Copy out each line exactly as it appears.

-------- INPUT FOR THIS TASK

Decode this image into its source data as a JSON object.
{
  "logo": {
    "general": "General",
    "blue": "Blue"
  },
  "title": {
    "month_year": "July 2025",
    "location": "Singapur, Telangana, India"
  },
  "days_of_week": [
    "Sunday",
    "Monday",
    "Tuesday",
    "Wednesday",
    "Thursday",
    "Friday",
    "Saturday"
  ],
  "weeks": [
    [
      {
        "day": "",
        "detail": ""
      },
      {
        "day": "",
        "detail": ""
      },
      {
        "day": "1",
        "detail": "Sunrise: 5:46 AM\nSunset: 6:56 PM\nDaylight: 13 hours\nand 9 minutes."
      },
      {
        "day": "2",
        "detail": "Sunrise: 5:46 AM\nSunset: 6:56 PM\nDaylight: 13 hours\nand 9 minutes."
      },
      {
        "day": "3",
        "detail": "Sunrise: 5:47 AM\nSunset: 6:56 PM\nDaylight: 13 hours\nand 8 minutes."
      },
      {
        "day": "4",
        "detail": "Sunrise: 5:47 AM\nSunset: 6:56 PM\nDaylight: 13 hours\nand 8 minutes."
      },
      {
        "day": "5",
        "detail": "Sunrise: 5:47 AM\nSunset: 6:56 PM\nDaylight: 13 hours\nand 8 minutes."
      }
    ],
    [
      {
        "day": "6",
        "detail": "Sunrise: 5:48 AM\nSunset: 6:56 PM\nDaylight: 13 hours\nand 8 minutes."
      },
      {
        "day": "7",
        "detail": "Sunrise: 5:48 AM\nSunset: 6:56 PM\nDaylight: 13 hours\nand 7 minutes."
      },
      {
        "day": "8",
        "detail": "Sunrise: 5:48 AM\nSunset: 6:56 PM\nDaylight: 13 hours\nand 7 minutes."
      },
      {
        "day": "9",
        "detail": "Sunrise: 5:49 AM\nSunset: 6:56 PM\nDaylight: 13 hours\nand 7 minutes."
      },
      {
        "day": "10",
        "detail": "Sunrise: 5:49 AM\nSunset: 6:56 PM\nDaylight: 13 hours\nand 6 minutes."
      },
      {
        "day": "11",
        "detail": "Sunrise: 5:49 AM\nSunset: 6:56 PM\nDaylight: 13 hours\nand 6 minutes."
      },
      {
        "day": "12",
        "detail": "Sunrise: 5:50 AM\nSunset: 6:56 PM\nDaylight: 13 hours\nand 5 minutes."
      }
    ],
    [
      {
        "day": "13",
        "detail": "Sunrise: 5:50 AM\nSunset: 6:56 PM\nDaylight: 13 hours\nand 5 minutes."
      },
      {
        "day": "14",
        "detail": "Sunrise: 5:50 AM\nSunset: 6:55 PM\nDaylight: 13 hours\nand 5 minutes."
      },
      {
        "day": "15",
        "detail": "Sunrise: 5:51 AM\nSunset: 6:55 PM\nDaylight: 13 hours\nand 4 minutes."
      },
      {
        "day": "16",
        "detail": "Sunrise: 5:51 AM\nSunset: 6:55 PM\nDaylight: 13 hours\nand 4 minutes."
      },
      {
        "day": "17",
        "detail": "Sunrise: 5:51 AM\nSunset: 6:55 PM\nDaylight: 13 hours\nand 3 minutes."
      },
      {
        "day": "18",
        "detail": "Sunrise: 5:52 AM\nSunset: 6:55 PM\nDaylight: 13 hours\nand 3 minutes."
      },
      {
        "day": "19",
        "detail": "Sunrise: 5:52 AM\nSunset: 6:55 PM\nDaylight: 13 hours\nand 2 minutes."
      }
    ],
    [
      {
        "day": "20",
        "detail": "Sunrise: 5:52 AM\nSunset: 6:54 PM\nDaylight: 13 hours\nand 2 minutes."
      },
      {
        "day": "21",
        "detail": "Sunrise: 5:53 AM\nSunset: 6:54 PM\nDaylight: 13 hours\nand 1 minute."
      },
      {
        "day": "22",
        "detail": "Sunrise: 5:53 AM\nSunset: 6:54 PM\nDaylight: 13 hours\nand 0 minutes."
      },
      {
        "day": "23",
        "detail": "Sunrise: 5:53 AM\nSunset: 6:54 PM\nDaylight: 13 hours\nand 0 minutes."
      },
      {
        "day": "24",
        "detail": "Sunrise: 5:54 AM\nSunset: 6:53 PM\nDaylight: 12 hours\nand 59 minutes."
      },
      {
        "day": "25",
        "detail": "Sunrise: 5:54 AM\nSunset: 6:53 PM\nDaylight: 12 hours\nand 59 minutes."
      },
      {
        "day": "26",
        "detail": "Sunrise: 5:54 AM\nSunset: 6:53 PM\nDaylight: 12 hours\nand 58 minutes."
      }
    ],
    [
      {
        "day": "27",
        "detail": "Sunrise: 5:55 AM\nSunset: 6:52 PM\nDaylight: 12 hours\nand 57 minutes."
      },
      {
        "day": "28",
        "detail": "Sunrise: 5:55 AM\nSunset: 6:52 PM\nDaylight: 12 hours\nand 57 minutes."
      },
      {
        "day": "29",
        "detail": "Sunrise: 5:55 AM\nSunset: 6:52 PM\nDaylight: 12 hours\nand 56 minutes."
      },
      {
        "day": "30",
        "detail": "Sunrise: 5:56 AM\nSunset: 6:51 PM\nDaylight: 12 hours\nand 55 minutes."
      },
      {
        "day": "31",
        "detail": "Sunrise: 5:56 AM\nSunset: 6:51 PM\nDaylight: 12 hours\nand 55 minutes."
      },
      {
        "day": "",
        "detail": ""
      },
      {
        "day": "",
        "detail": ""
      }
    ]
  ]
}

----------------

REPLY
Decode this image into its source data as a JSON object.
{
  "logo": {
    "general": "General",
    "blue": "Blue"
  },
  "title": {
    "month_year": "July 2025",
    "location": "Singapur, Telangana, India"
  },
  "days_of_week": [
    "Sunday",
    "Monday",
    "Tuesday",
    "Wednesday",
    "Thursday",
    "Friday",
    "Saturday"
  ],
  "weeks": [
    [
      {
        "day": "",
        "detail": ""
      },
      {
        "day": "",
        "detail": ""
      },
      {
        "day": "1",
        "detail": "Sunrise: 5:46 AM\nSunset: 6:56 PM\nDaylight: 13 hours\nand 9 minutes."
      },
      {
        "day": "2",
        "detail": "Sunrise: 5:46 AM\nSunset: 6:56 PM\nDaylight: 13 hours\nand 9 minutes."
      },
      {
        "day": "3",
        "detail": "Sunrise: 5:47 AM\nSunset: 6:56 PM\nDaylight: 13 hours\nand 8 minutes."
      },
      {
        "day": "4",
        "detail": "Sunrise: 5:47 AM\nSunset: 6:56 PM\nDaylight: 13 hours\nand 8 minutes."
      },
      {
        "day": "5",
        "detail": "Sunrise: 5:47 AM\nSunset: 6:56 PM\nDaylight: 13 hours\nand 8 minutes."
      }
    ],
    [
      {
        "day": "6",
        "detail": "Sunrise: 5:48 AM\nSunset: 6:56 PM\nDaylight: 13 hours\nand 8 minutes."
      },
      {
        "day": "7",
        "detail": "Sunrise: 5:48 AM\nSunset: 6:56 PM\nDaylight: 13 hours\nand 7 minutes."
      },
      {
        "day": "8",
        "detail": "Sunrise: 5:48 AM\nSunset: 6:56 PM\nDaylight: 13 hours\nand 7 minutes."
      },
      {
        "day": "9",
        "detail": "Sunrise: 5:49 AM\nSunset: 6:56 PM\nDaylight: 13 hours\nand 7 minutes."
      },
      {
        "day": "10",
        "detail": "Sunrise: 5:49 AM\nSunset: 6:56 PM\nDaylight: 13 hours\nand 6 minutes."
      },
      {
        "day": "11",
        "detail": "Sunrise: 5:49 AM\nSunset: 6:56 PM\nDaylight: 13 hours\nand 6 minutes."
      },
      {
        "day": "12",
        "detail": "Sunrise: 5:50 AM\nSunset: 6:56 PM\nDaylight: 13 hours\nand 5 minutes."
      }
    ],
    [
      {
        "day": "13",
        "detail": "Sunrise: 5:50 AM\nSunset: 6:56 PM\nDaylight: 13 hours\nand 5 minutes."
      },
      {
        "day": "14",
        "detail": "Sunrise: 5:50 AM\nSunset: 6:55 PM\nDaylight: 13 hours\nand 5 minutes."
      },
      {
        "day": "15",
        "detail": "Sunrise: 5:51 AM\nSunset: 6:55 PM\nDaylight: 13 hours\nand 4 minutes."
      },
      {
        "day": "16",
        "detail": "Sunrise: 5:51 AM\nSunset: 6:55 PM\nDaylight: 13 hours\nand 4 minutes."
      },
      {
        "day": "17",
        "detail": "Sunrise: 5:51 AM\nSunset: 6:55 PM\nDaylight: 13 hours\nand 3 minutes."
      },
      {
        "day": "18",
        "detail": "Sunrise: 5:52 AM\nSunset: 6:55 PM\nDaylight: 13 hours\nand 3 minutes."
      },
      {
        "day": "19",
        "detail": "Sunrise: 5:52 AM\nSunset: 6:55 PM\nDaylight: 13 hours\nand 2 minutes."
      }
    ],
    [
      {
        "day": "20",
        "detail": "Sunrise: 5:52 AM\nSunset: 6:54 PM\nDaylight: 13 hours\nand 2 minutes."
      },
      {
        "day": "21",
        "detail": "Sunrise: 5:53 AM\nSunset: 6:54 PM\nDaylight: 13 hours\nand 1 minute."
      },
      {
        "day": "22",
        "detail": "Sunrise: 5:53 AM\nSunset: 6:54 PM\nDaylight: 13 hours\nand 0 minutes."
      },
      {
        "day": "23",
        "detail": "Sunrise: 5:53 AM\nSunset: 6:54 PM\nDaylight: 13 hours\nand 0 minutes."
      },
      {
        "day": "24",
        "detail": "Sunrise: 5:54 AM\nSunset: 6:53 PM\nDaylight: 12 hours\nand 59 minutes."
      },
      {
        "day": "25",
        "detail": "Sunrise: 5:54 AM\nSunset: 6:53 PM\nDaylight: 12 hours\nand 59 minutes."
      },
      {
        "day": "26",
        "detail": "Sunrise: 5:54 AM\nSunset: 6:53 PM\nDaylight: 12 hours\nand 58 minutes."
      }
    ],
    [
      {
        "day": "27",
        "detail": "Sunrise: 5:55 AM\nSunset: 6:52 PM\nDaylight: 12 hours\nand 57 minutes."
      },
      {
        "day": "28",
        "detail": "Sunrise: 5:55 AM\nSunset: 6:52 PM\nDaylight: 12 hours\nand 57 minutes."
      },
      {
        "day": "29",
        "detail": "Sunrise: 5:55 AM\nSunset: 6:52 PM\nDaylight: 12 hours\nand 56 minutes."
      },
      {
        "day": "30",
        "detail": "Sunrise: 5:56 AM\nSunset: 6:51 PM\nDaylight: 12 hours\nand 55 minutes."
      },
      {
        "day": "31",
        "detail": "Sunrise: 5:56 AM\nSunset: 6:51 PM\nDaylight: 12 hours\nand 55 minutes."
      },
      {
        "day": "",
        "detail": ""
      },
      {
        "day": "",
        "detail": ""
      }
    ]
  ]
}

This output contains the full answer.